Visuals Are Engaging.
Great articles are fantastic not only because of the information they provide but because of the way they present it. Good writing without visuals runs the risk of being ignored. According to a Sumo analysis, the average reader will just read 25% of an article. And that is only if they opened it in the first place.
Visual content is what separates your post from the thousands of similar articles online. Visuals have become as important as the text itself. At the same time, readers are becoming more critical of the quality of the visuals they are being exposed to. It is not uncommon for someone to skip a particular article solely because the graphics seemed outdated or the stock photos were overused.
Some Telling Statistics on the Use of Visuals in Marketing
The choice of visual content plays a vital role in the overall success of an article. Below are eight types of visuals that are still widely used and very powerful if placed correctly. Before we get to that, here are some statistics on the kinds of visuals that have been popular in recent years and the results they get.
Social Media Examiner’s own 2017 Social Media Marketing Industry Report found that 41% of respondents believe visuals are the most important kind of content. Blogging came second with 32%.
Related article: How To Deliver Your Message Quickly Through Visualization
A March 2018 survey of 564 marketers and creative professionals discovered the following trends:
- 75% of respondents said they always use a visual when posting to digital marketing channels.
- 65% of organizations share visual content with their audience at least once a day.

* Data excerpts:
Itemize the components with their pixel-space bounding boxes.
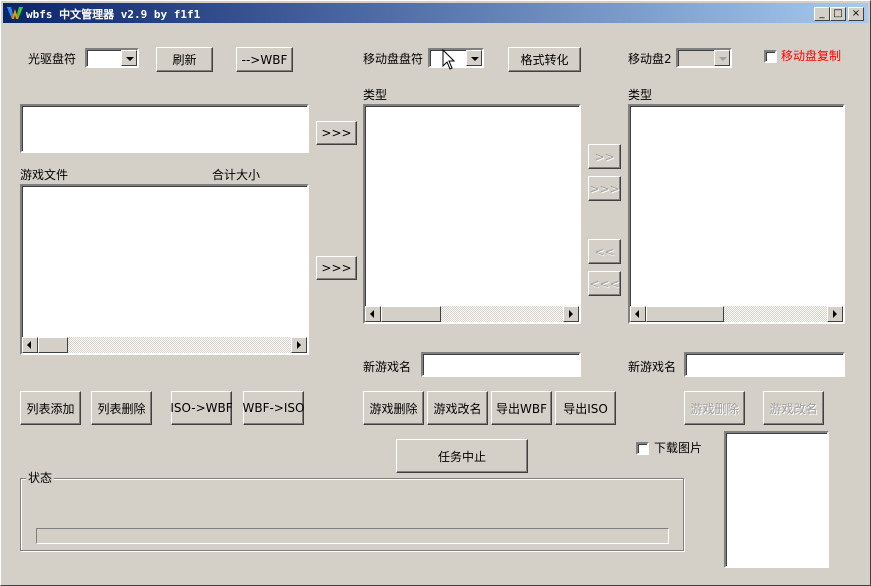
add-to-usb-button[interactable]: >>> <box>316 121 357 145</box>
usb2-rename-game-button[interactable]: 游戏改名 <box>763 391 824 425</box>
usb2-new-name-input[interactable] <box>684 352 845 377</box>
drive-letter-select[interactable] <box>85 48 139 68</box>
horizontal-scrollbar[interactable] <box>365 306 579 322</box>
usb1-delete-game-button[interactable]: 游戏删除 <box>363 391 424 425</box>
usb-copy-checkbox[interactable] <box>764 50 777 63</box>
usb-drive-label: 移动盘盘符 <box>363 52 424 66</box>
usb1-rename-game-button[interactable]: 游戏改名 <box>427 391 488 425</box>
usb2-delete-game-button[interactable]: 游戏删除 <box>684 391 745 425</box>
format-convert-button[interactable]: 格式转化 <box>508 47 581 72</box>
scroll-right-icon[interactable] <box>827 306 843 322</box>
download-images-label: 下载图片 <box>654 441 703 455</box>
usb-drive-select[interactable] <box>428 48 484 68</box>
usb2-type-label: 类型 <box>628 88 653 102</box>
move-all-left-button[interactable]: <<< <box>588 271 621 296</box>
game-file-column-header: 游戏文件 <box>20 168 69 182</box>
usb1-new-name-label: 新游戏名 <box>363 360 412 374</box>
close-button[interactable]: × <box>848 7 864 21</box>
source-path-box[interactable] <box>20 104 309 153</box>
total-size-column-header: 合计大小 <box>212 168 261 182</box>
move-all-right-button[interactable]: >>> <box>588 176 621 201</box>
mouse-cursor-icon <box>442 49 456 70</box>
download-images-checkbox[interactable] <box>636 442 649 455</box>
list-to-usb-button[interactable]: >>> <box>316 256 357 280</box>
usb-drive2-label: 移动盘2 <box>628 52 672 66</box>
horizontal-scrollbar[interactable] <box>22 337 307 353</box>
move-right-button[interactable]: >> <box>588 144 621 169</box>
minimize-button[interactable]: _ <box>814 7 830 21</box>
stop-task-button[interactable]: 任务中止 <box>396 439 528 473</box>
usb1-game-list[interactable] <box>363 104 581 324</box>
usb1-new-name-input[interactable] <box>421 352 581 377</box>
drive-letter-label: 光驱盘符 <box>28 52 77 66</box>
scroll-thumb[interactable] <box>646 306 724 322</box>
chevron-down-icon[interactable] <box>466 50 482 66</box>
maximize-button[interactable]: □ <box>830 7 846 21</box>
move-left-button[interactable]: << <box>588 239 621 264</box>
window-title: wbfs 中文管理器 v2.9 by f1f1 <box>26 8 201 21</box>
scroll-thumb[interactable] <box>381 306 441 322</box>
refresh-button[interactable]: 刷新 <box>156 47 213 72</box>
cover-image-box <box>724 431 829 568</box>
title-bar[interactable]: wbfs 中文管理器 v2.9 by f1f1 _ □ × <box>3 3 868 23</box>
usb2-new-name-label: 新游戏名 <box>628 360 677 374</box>
list-add-button[interactable]: 列表添加 <box>20 391 81 425</box>
scroll-right-icon[interactable] <box>291 337 307 353</box>
usb1-type-label: 类型 <box>363 88 388 102</box>
status-group-label: 状态 <box>26 471 55 485</box>
app-logo-icon <box>7 7 23 19</box>
chevron-down-icon[interactable] <box>714 50 730 66</box>
to-wbf-button[interactable]: -->WBF <box>236 47 293 72</box>
chevron-down-icon[interactable] <box>121 50 137 66</box>
scroll-left-icon[interactable] <box>630 306 646 322</box>
scroll-left-icon[interactable] <box>365 306 381 322</box>
horizontal-scrollbar[interactable] <box>630 306 843 322</box>
wbf-to-iso-button[interactable]: WBF->ISO <box>243 391 305 425</box>
export-wbf-button[interactable]: 导出WBF <box>491 391 552 425</box>
usb-copy-label: 移动盘复制 <box>781 49 842 63</box>
scroll-thumb[interactable] <box>38 337 68 353</box>
export-iso-button[interactable]: 导出ISO <box>555 391 616 425</box>
scroll-left-icon[interactable] <box>22 337 38 353</box>
main-window: wbfs 中文管理器 v2.9 by f1f1 _ □ × 光驱盘符 刷新 --… <box>0 0 871 586</box>
game-file-list[interactable] <box>20 184 309 355</box>
progress-bar <box>36 528 669 544</box>
list-delete-button[interactable]: 列表删除 <box>91 391 152 425</box>
usb2-game-list[interactable] <box>628 104 845 324</box>
scroll-right-icon[interactable] <box>563 306 579 322</box>
usb-drive2-select[interactable] <box>676 48 732 68</box>
iso-to-wbf-button[interactable]: ISO->WBF <box>170 391 233 425</box>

* Your goal:
Write the next part of the article about visuals in marketing content, beginning right after its last sentence.

* Output of the exercise:
- 70% said the results of their digital marketing are usually better when they use visual content.
- When asked what type of visual content drives most engagement, 33% said custom video and 28% said photography.
- 67% of participants plan to use short-form video in 2018, while 66% count on photography,
- 57% – on infographics, and 41% plan to use more animated GIFs.
Research carried out by Venngage in 2017 has found the following:
- 60.8% of marketers stated that visual content was vital to their marketing strategy.
- 83.5% of marketers said that 71% to 100% of their content contained visuals.
- 65.4% of marketers used stock photos, original graphics, infographics, and illustrations most frequently in 2016.
- 25.7% of marketers claimed that charts and data visualizations lead to the highest engagement.
Types of Visuals to Prioritize
So far the clear favorites are graphics, photos, illustrations, and video. Those are broad categories, however, and leave room for precision. Before jumping to the exact types of content, there is one element of every blog post that deserves particular attention: the featured image.
1. Featured Image
The featured image is the image that is shown directly next to the title of your article. Depending on how you structure your website, the image may be above, below, or next to the title. Sometimes you may even have the title on top of the image.
The featured image is also what will likely entice readers who found your blog post on social media. If you use WordPress for your website or blog, you can choose a specific file for your Featured Image. When someone shares your post on social media, this image will be used. The better it captures the users’ attention, the better your chances of them opening your article.
For this reason, we, at DevriX, usually opt for a featured image that includes the title of the blog post. We make sure the picture is not too busy and that the text is easy to read. If you’re using a photo in several different colors and the text blends in at places, you can create a translucent panel and position your text on top of it, as we did here:
2. Data-driven Visuals (Graphics)
Data-driven visuals get the first place on this list because they arguably provide the most value to your blog post. Think about it – blogging is about creating useful content and sometimes you need to communicate data to prove your point. Quoting dry statistics or using a simple graph will likely bore your audience. Instead, you can turn your data into a graphic and keep things interesting.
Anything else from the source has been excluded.